#### [Supplied passage]
I’ve always disliked football.
I can probably trace this back to standing in the cold (and rain and uphill against the wind) at school always being the last, or usually second to last next to the fat kid, being picked for teams. I don’t know quite why this was because I was quite good at sport at school, being second in cross-country running and a bit of a demon at badminton. Clearly this was a bit limp-wristed and not good enough for the gods of football.
When I was picked for the teams I was always relegated (Is that the right word? Do I care?) to ‘defence’, which was obviously the ‘Hades’ of football. All the self elected elite got to play in far off and exotic positions like ‘Left field’ or ‘Centre Forward’ which meant they actually got near the ball on occasion.
‘Defence’ was a position of inferiority characterised by standing around in the cold and mud waiting for the brief periods of panic when the ball did come in your direction, swiftly followed by the opposing team’s top players charging at you; blame and recrimination marched closely behind as the ball passed the goalee, a chap who (in my view) was the only one who had an even worse job than us.

#### [Material provided]
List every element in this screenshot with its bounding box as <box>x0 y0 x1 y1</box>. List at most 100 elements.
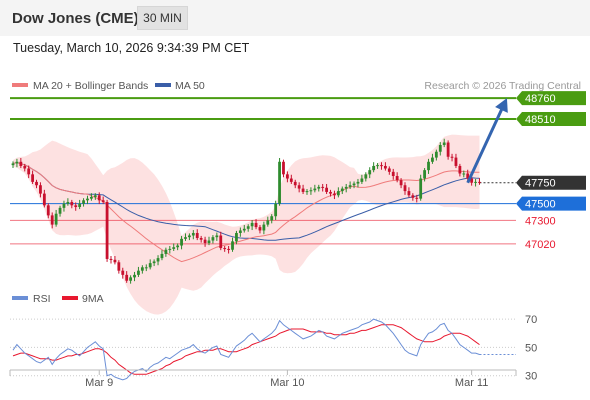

#### [Set of tasks]
1/ In the football essay, which position did the writer always get relegated to when picked for a team?
2/ Repeat the football essay word for word, starting at the words "I’ve always disliked" and ending after the words "ball on occasion.".

#### [Solutions for each task]
1/ Defence.

2/
I’ve always disliked football.
I can probably trace this back to standing in the cold (and rain and uphill against the wind) at school always being the last, or usually second to last next to the fat kid, being picked for teams. I don’t know quite why this was because I was quite good at sport at school, being second in cross-country running and a bit of a demon at badminton. Clearly this was a bit limp-wristed and not good enough for the gods of football.
When I was picked for the teams I was always relegated (Is that the right word? Do I care?) to ‘defence’, which was obviously the ‘Hades’ of football. All the self elected elite got to play in far off and exotic positions like ‘Left field’ or ‘Centre Forward’ which meant they actually got near the ball on occasion.